▸ The task
Can you give back all of the lines below verbatim, leaving out the pictures?

▸ Data listing
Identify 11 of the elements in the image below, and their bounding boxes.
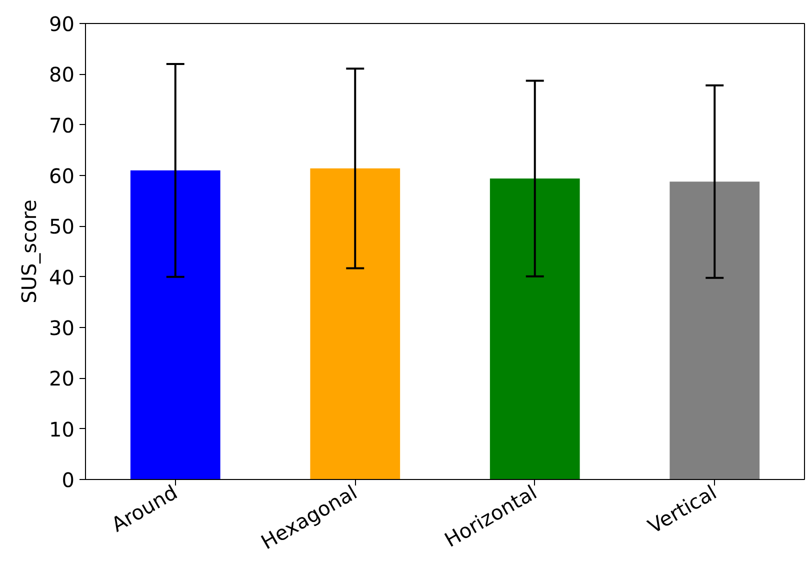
y-tick-label: 20	[49, 366, 75, 391]
y-tick-label: 80	[49, 62, 75, 87]
y-tick-label: 10	[49, 417, 75, 442]
y-tick-label: 90	[49, 12, 75, 36]
y-tick-label: 40	[49, 265, 75, 290]
y-tick-label: 60	[49, 164, 75, 188]
y-tick-label: 0	[62, 468, 75, 492]
y-tick-label: 50	[49, 214, 75, 239]
y-axis-title: SUS_score	[17, 200, 42, 304]
y-tick-label: 30	[49, 316, 75, 340]
y-tick-label: 70	[49, 113, 75, 138]
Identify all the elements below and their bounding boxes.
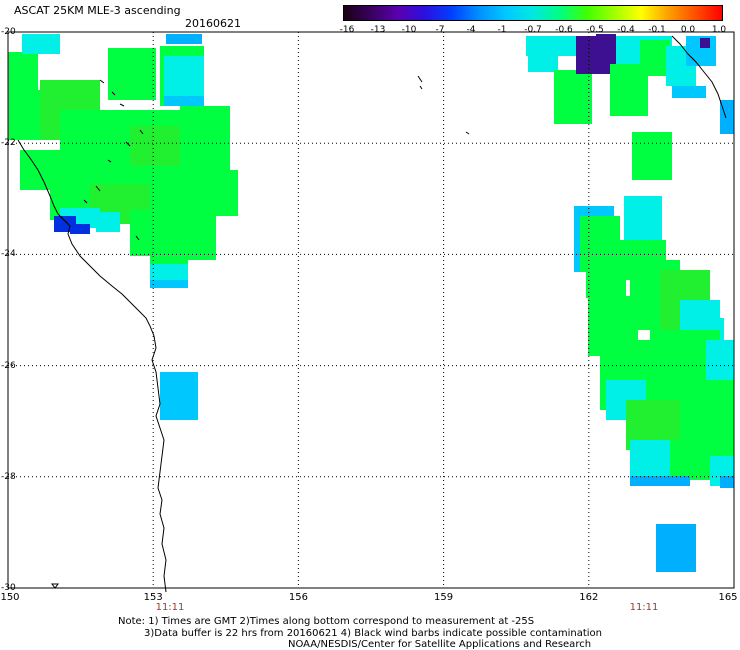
- wind-cell: [700, 38, 710, 48]
- wind-cell: [526, 36, 576, 56]
- note-line-3: NOAA/NESDIS/Center for Satellite Applica…: [288, 639, 592, 650]
- longitude-label: 156: [288, 592, 308, 603]
- latitude-label: -20: [1, 27, 16, 37]
- longitude-label: 162: [579, 592, 599, 603]
- latitude-label: -30: [1, 583, 16, 593]
- colorbar-label: 0.0: [680, 25, 696, 35]
- wind-cell: [150, 264, 188, 280]
- colorbar-label: -0.1: [648, 25, 666, 35]
- latitude-label: -26: [1, 360, 16, 371]
- wind-cell: [586, 268, 626, 298]
- map-title: ASCAT 25KM MLE-3 ascending: [14, 4, 181, 17]
- latitude-label: -24: [1, 249, 16, 260]
- wind-cell: [96, 212, 120, 232]
- map-date: 20160621: [185, 17, 241, 30]
- longitude-label: 150: [0, 592, 20, 603]
- colorbar-label: -0.7: [524, 25, 542, 35]
- map-frame: [7, 31, 735, 589]
- wind-cell: [528, 56, 558, 72]
- colorbar-label: -16: [339, 25, 355, 35]
- time-label-right: 11:11: [629, 602, 659, 613]
- reef-marks: [51, 75, 470, 589]
- wind-cell: [150, 170, 238, 216]
- wind-cell: [554, 70, 592, 124]
- colorbar-label: -0.4: [617, 25, 635, 35]
- time-label-left: 11:11: [155, 602, 185, 613]
- wind-cell: [150, 248, 188, 266]
- latitude-label: -28: [1, 471, 16, 482]
- wind-cell: [720, 100, 734, 134]
- wind-cell: [720, 476, 734, 488]
- wind-cell: [670, 440, 710, 480]
- colorbar-label: -0.5: [586, 25, 604, 35]
- wind-cell: [164, 56, 204, 96]
- colorbar-label: -13: [370, 25, 386, 35]
- wind-cell: [580, 216, 620, 272]
- wind-cell: [160, 372, 198, 420]
- australia-coastline: [17, 139, 167, 593]
- colorbar-label: -10: [401, 25, 417, 35]
- wind-cell: [180, 106, 230, 176]
- wind-cell: [130, 126, 184, 166]
- wind-cell: [166, 34, 202, 44]
- wind-cell: [596, 34, 616, 44]
- note-line-1: Note: 1) Times are GMT 2)Times along bot…: [118, 616, 535, 627]
- wind-swaths: [8, 34, 734, 572]
- wind-cell: [640, 40, 670, 76]
- latitude-label: -22: [1, 138, 16, 149]
- note-line-2: 3)Data buffer is 22 hrs from 20160621 4)…: [144, 628, 602, 639]
- colorbar-label: -4: [466, 25, 476, 35]
- wind-cell: [632, 132, 672, 180]
- wind-cell: [630, 476, 690, 486]
- coast-islands: [83, 79, 144, 204]
- longitude-label: 153: [143, 592, 163, 603]
- longitude-label: 165: [718, 592, 738, 603]
- new-caledonia-coastline: [671, 35, 727, 119]
- colorbar-label: 1.0: [711, 25, 727, 35]
- colorbar-label: -1: [497, 25, 507, 35]
- wind-cell: [186, 216, 216, 260]
- wind-cell: [164, 96, 204, 106]
- colorbar-label: -0.6: [555, 25, 573, 35]
- coastline: [17, 35, 727, 593]
- wind-cell: [150, 280, 188, 288]
- colorbar: [343, 5, 723, 21]
- wind-cell: [108, 48, 156, 100]
- wind-cell: [672, 86, 706, 98]
- colorbar-label: -7: [435, 25, 445, 35]
- longitude-label: 159: [434, 592, 454, 603]
- wind-cell: [624, 196, 662, 246]
- wind-cell: [656, 524, 696, 572]
- wind-cell: [70, 224, 90, 234]
- wind-cell: [22, 34, 60, 54]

▸ Response below
Identify 11 of the elements in the image below, and their bounding boxes.
y-tick-label: 20	[49, 366, 75, 391]
y-tick-label: 80	[49, 62, 75, 87]
y-tick-label: 10	[49, 417, 75, 442]
y-tick-label: 90	[49, 12, 75, 36]
y-tick-label: 40	[49, 265, 75, 290]
y-tick-label: 60	[49, 164, 75, 188]
y-tick-label: 0	[62, 468, 75, 492]
y-tick-label: 50	[49, 214, 75, 239]
y-axis-title: SUS_score	[17, 200, 42, 304]
y-tick-label: 30	[49, 316, 75, 340]
y-tick-label: 70	[49, 113, 75, 138]
Identify all the elements below and their bounding boxes.
- wind-cell: [700, 38, 710, 48]
- wind-cell: [526, 36, 576, 56]
- note-line-3: NOAA/NESDIS/Center for Satellite Applica…: [288, 639, 592, 650]
- longitude-label: 156: [288, 592, 308, 603]
- latitude-label: -20: [1, 27, 16, 37]
- longitude-label: 162: [579, 592, 599, 603]
- latitude-label: -30: [1, 583, 16, 593]
- colorbar-label: 0.0: [680, 25, 696, 35]
- wind-cell: [150, 264, 188, 280]
- colorbar-label: -0.1: [648, 25, 666, 35]
- latitude-label: -26: [1, 360, 16, 371]
- wind-cell: [586, 268, 626, 298]
- map-title: ASCAT 25KM MLE-3 ascending: [14, 4, 181, 17]
- latitude-label: -24: [1, 249, 16, 260]
- wind-cell: [96, 212, 120, 232]
- map-date: 20160621: [185, 17, 241, 30]
- longitude-label: 150: [0, 592, 20, 603]
- colorbar-label: -0.7: [524, 25, 542, 35]
- map-frame: [7, 31, 735, 589]
- wind-cell: [528, 56, 558, 72]
- colorbar-label: -16: [339, 25, 355, 35]
- time-label-right: 11:11: [629, 602, 659, 613]
- reef-marks: [51, 75, 470, 589]
- wind-cell: [150, 170, 238, 216]
- wind-cell: [554, 70, 592, 124]
- colorbar-label: -0.4: [617, 25, 635, 35]
- time-label-left: 11:11: [155, 602, 185, 613]
- wind-cell: [150, 248, 188, 266]
- latitude-label: -28: [1, 471, 16, 482]
- wind-cell: [720, 100, 734, 134]
- wind-cell: [720, 476, 734, 488]
- wind-cell: [670, 440, 710, 480]
- colorbar-label: -0.5: [586, 25, 604, 35]
- wind-cell: [164, 56, 204, 96]
- colorbar-label: -13: [370, 25, 386, 35]
- wind-cell: [580, 216, 620, 272]
- wind-cell: [160, 372, 198, 420]
- australia-coastline: [17, 139, 167, 593]
- colorbar-label: -10: [401, 25, 417, 35]
- wind-cell: [180, 106, 230, 176]
- wind-cell: [130, 126, 184, 166]
- wind-cell: [166, 34, 202, 44]
- wind-cell: [596, 34, 616, 44]
- note-line-1: Note: 1) Times are GMT 2)Times along bot…: [118, 616, 535, 627]
- wind-swaths: [8, 34, 734, 572]
- wind-cell: [640, 40, 670, 76]
- latitude-label: -22: [1, 138, 16, 149]
- note-line-2: 3)Data buffer is 22 hrs from 20160621 4)…: [144, 628, 602, 639]
- colorbar-label: -4: [466, 25, 476, 35]
- wind-cell: [632, 132, 672, 180]
- wind-cell: [630, 476, 690, 486]
- coast-islands: [83, 79, 144, 204]
- longitude-label: 153: [143, 592, 163, 603]
- longitude-label: 165: [718, 592, 738, 603]
- new-caledonia-coastline: [671, 35, 727, 119]
- colorbar-label: 1.0: [711, 25, 727, 35]
- colorbar-label: -1: [497, 25, 507, 35]
- wind-cell: [186, 216, 216, 260]
- wind-cell: [164, 96, 204, 106]
- colorbar-label: -0.6: [555, 25, 573, 35]
- coastline: [17, 35, 727, 593]
- wind-cell: [150, 280, 188, 288]
- colorbar: [343, 5, 723, 21]
- wind-cell: [108, 48, 156, 100]
- wind-cell: [672, 86, 706, 98]
- colorbar-label: -7: [435, 25, 445, 35]
- longitude-label: 159: [434, 592, 454, 603]
- wind-cell: [624, 196, 662, 246]
- wind-cell: [656, 524, 696, 572]
- wind-cell: [70, 224, 90, 234]
- wind-cell: [22, 34, 60, 54]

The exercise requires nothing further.